[BEGIN Document excerpt]

Skip main navigation

New offer! Get 30% off one whole year of Unlimited learning. Subscribe for just £249.99 £174.99. New subscribers only. T&Cs apply

Find out more

Parsec Tutorial: How to Build a Text Parser in Haskell

This screencast by Wim Vanderbauwhede shows step by step how to build a text parser in Haskell using the Parsec library and how to create XML output.

The aim of this tutorial is to explain step by step how to build a simple parser using the Parsec library.

The source code can be found on GitHub

Parsing the output of derived Show

 

The polymorphic function show returns a string representation of any data type that is an instance of the type class Show. The easiest way to make a data type an instance of type class is using the deriving clause.

 

 show :: Show a => a -> String
 data D = D ... deriving (Show)
 d :: D
 d = D ...
 str :: String
 str = show d -- string representation of the instance of the data type

 

In this tutorial we will show how to create a parser that will parse the output of a derived show and return it in XML format.

 

 parseShow :: String -> String
 xml = parseShow $ show res

 

Example data type

 

First we create a data type PersonRecord

 

data PersonRecord = MkPersonRecord {
 name :: String,
 address :: Address,
 id :: Integer,
 labels :: [Label] 
} deriving (Show)

 

The types Address and Label are defined as follows:

 

data Address = MkAddress {
 line1 :: String,
 number :: Integer,
 street :: String,
 town :: String,
 postcode :: String
} deriving (Show)

[END Document excerpt]
[BEGIN Stored rows]

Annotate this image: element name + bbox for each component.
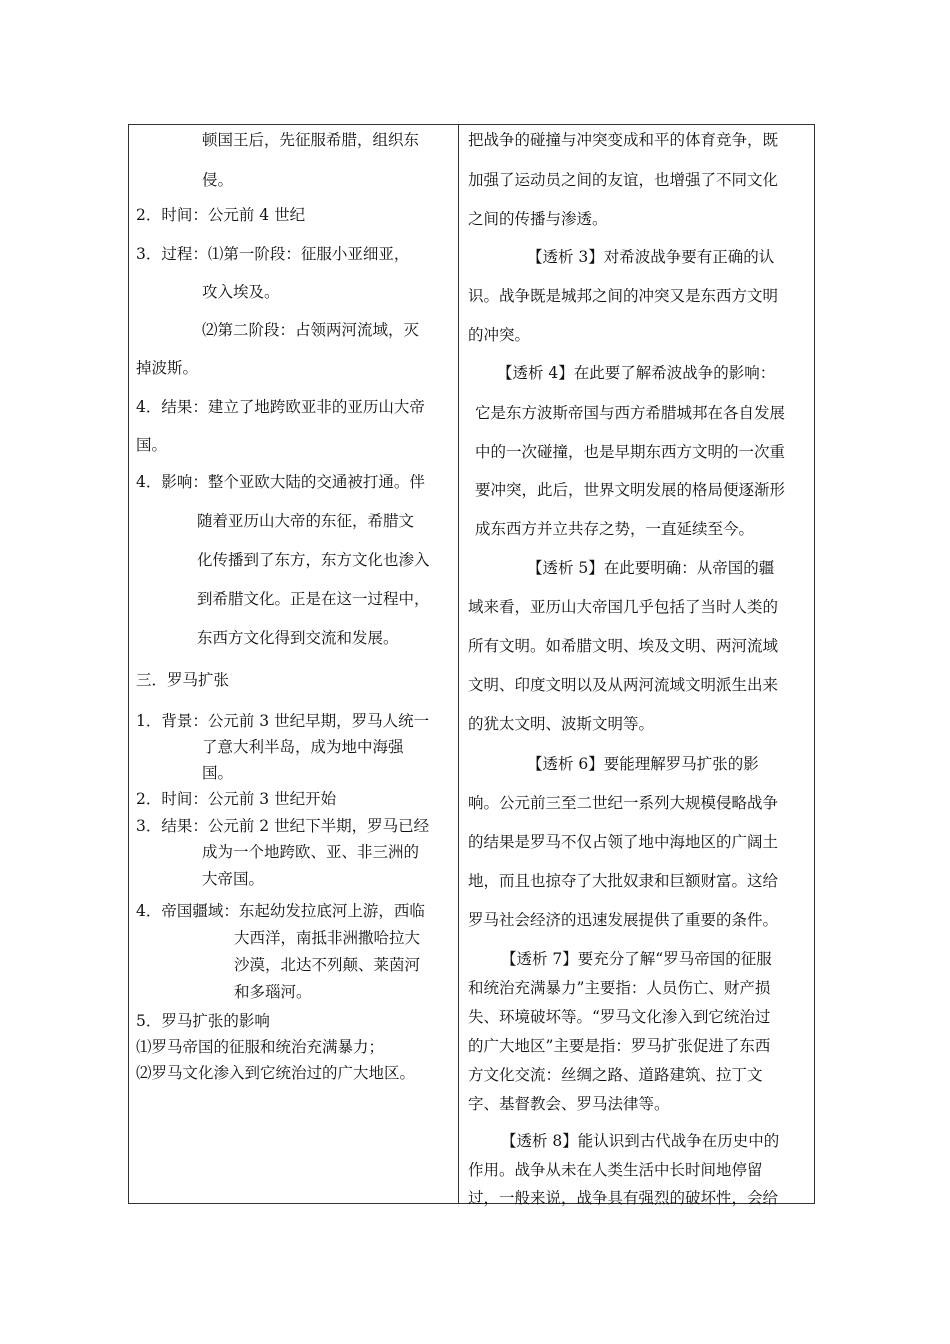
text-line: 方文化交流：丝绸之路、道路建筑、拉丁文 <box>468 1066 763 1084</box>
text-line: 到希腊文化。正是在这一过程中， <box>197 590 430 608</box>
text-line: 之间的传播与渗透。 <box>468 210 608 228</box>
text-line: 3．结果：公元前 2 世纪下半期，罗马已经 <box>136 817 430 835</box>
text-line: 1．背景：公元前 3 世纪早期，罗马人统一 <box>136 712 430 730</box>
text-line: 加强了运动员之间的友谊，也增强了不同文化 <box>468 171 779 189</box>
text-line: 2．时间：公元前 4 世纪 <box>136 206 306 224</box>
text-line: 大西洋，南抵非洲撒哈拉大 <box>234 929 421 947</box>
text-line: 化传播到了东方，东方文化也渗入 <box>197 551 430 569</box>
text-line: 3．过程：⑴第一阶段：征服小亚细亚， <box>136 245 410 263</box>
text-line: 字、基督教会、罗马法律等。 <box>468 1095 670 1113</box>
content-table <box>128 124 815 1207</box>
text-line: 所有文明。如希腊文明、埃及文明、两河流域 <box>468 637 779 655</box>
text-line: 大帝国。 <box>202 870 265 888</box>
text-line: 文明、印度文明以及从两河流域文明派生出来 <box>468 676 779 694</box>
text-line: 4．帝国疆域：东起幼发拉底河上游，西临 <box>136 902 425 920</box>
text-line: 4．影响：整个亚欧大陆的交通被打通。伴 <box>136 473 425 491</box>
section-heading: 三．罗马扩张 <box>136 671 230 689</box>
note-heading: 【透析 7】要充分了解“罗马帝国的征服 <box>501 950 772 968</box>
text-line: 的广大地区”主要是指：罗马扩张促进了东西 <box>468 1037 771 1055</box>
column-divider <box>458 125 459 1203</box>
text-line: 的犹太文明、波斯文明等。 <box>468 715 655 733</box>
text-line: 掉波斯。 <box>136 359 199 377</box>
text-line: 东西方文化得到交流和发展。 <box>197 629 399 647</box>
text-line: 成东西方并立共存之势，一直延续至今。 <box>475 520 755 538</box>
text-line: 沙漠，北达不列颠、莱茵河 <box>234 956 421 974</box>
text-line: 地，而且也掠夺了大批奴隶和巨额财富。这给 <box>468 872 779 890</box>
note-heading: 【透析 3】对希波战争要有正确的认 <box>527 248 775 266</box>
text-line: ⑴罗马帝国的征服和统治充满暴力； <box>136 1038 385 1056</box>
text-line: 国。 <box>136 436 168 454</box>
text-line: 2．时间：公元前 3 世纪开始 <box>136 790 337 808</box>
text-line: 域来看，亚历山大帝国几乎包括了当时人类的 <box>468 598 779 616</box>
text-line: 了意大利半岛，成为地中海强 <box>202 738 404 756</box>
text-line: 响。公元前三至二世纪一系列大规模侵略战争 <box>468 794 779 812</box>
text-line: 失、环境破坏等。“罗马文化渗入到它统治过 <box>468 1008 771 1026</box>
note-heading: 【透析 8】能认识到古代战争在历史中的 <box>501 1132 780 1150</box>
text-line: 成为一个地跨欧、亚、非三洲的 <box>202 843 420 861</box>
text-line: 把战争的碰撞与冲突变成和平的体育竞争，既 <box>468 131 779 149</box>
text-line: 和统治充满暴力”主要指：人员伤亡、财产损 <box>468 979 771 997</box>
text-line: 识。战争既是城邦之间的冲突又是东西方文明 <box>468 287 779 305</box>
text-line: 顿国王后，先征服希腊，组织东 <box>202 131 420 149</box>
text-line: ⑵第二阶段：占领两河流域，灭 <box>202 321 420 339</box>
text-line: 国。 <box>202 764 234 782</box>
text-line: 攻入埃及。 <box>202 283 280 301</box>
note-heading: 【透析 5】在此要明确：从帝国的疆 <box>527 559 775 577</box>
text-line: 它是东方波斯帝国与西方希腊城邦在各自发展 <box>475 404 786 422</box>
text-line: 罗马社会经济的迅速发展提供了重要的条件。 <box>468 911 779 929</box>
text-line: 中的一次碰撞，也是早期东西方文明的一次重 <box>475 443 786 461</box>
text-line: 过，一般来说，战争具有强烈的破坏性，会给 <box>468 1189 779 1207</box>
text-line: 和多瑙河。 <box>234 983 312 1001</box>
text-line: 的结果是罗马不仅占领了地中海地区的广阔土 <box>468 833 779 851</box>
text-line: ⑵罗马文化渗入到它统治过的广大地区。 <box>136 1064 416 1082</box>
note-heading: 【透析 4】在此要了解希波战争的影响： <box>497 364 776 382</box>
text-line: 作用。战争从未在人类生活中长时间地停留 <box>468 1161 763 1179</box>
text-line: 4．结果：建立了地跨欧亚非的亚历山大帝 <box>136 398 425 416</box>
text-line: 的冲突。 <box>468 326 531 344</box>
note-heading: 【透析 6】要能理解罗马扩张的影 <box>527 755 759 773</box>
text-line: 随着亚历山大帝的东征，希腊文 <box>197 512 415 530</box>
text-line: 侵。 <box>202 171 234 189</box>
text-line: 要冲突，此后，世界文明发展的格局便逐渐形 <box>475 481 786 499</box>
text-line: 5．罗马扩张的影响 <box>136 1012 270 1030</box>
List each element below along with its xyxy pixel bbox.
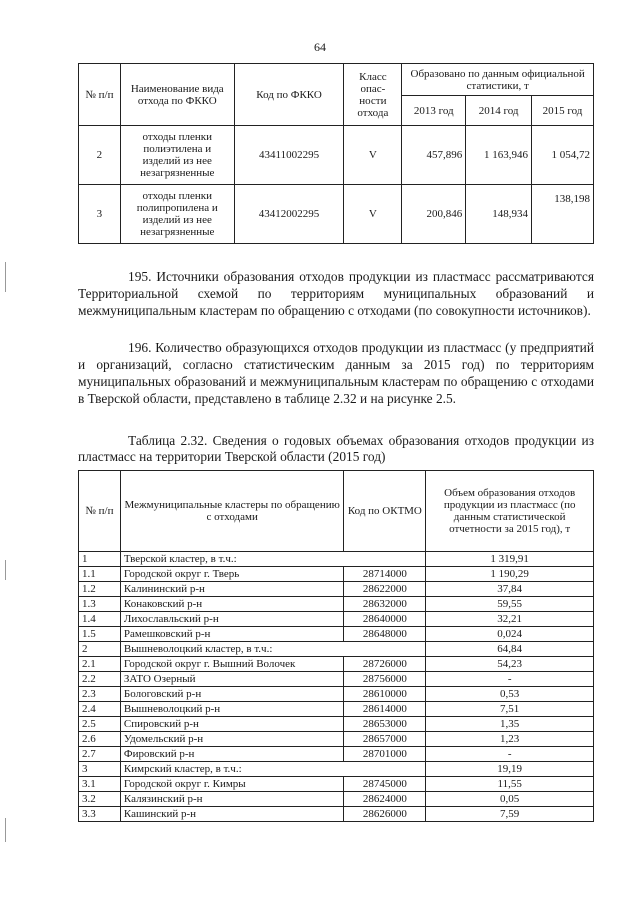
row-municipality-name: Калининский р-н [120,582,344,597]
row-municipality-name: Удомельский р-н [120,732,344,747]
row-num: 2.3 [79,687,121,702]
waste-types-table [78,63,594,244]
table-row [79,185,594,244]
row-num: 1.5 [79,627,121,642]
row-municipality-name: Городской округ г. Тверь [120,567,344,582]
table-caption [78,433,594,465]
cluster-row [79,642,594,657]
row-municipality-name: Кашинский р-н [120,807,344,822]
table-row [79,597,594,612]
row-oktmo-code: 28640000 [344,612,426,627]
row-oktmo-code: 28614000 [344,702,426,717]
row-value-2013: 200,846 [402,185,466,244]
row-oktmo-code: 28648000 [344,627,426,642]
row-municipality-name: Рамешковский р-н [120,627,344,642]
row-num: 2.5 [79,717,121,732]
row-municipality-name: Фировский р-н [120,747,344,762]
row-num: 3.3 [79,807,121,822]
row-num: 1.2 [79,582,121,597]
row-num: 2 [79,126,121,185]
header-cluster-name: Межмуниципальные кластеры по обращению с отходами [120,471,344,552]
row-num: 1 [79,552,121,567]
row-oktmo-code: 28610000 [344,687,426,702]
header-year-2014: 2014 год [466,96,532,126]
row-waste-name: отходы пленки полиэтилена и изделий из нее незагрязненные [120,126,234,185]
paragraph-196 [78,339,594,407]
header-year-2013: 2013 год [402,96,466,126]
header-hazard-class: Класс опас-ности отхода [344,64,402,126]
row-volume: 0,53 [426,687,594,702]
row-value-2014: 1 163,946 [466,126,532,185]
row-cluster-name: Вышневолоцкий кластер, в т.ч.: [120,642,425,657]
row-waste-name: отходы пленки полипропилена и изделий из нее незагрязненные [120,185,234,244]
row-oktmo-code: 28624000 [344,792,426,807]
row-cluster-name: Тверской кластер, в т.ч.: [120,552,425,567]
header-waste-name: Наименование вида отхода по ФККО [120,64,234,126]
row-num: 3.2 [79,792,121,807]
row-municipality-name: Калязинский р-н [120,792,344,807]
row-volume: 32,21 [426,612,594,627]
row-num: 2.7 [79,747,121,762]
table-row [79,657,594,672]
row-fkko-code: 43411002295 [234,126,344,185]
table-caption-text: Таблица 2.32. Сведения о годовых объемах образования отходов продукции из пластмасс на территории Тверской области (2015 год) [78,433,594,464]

[END Stored rows]

# Required work
• a. Give every field name that the Parsec tutorial defines for the Address data type.
• b. Using the Parsec tutorial, state whether each statement agrees with it. Answer yes or no, and quote the deciding words.
(i) The screencast covers producing XML output.
(ii) In PersonRecord, the field id has type String.
(iii) The source code is available on GitHub.
• c. Summarize the Parsec tutorial in two sentences.

# Results
• a. line1, number, street, town, postcode

• b.
(i) Yes: "how to create XML output."
(ii) No: "id :: Integer,"
(iii) Yes: "The source code can be found on GitHub"

• c. The tutorial explains step by step how to build a simple parser in Haskell with the Parsec library, one that parses the output of a derived show and returns it in XML format. As example data it defines a PersonRecord type with the fields name, address, id and labels, along with an Address type that has line1, number, street, town and postcode.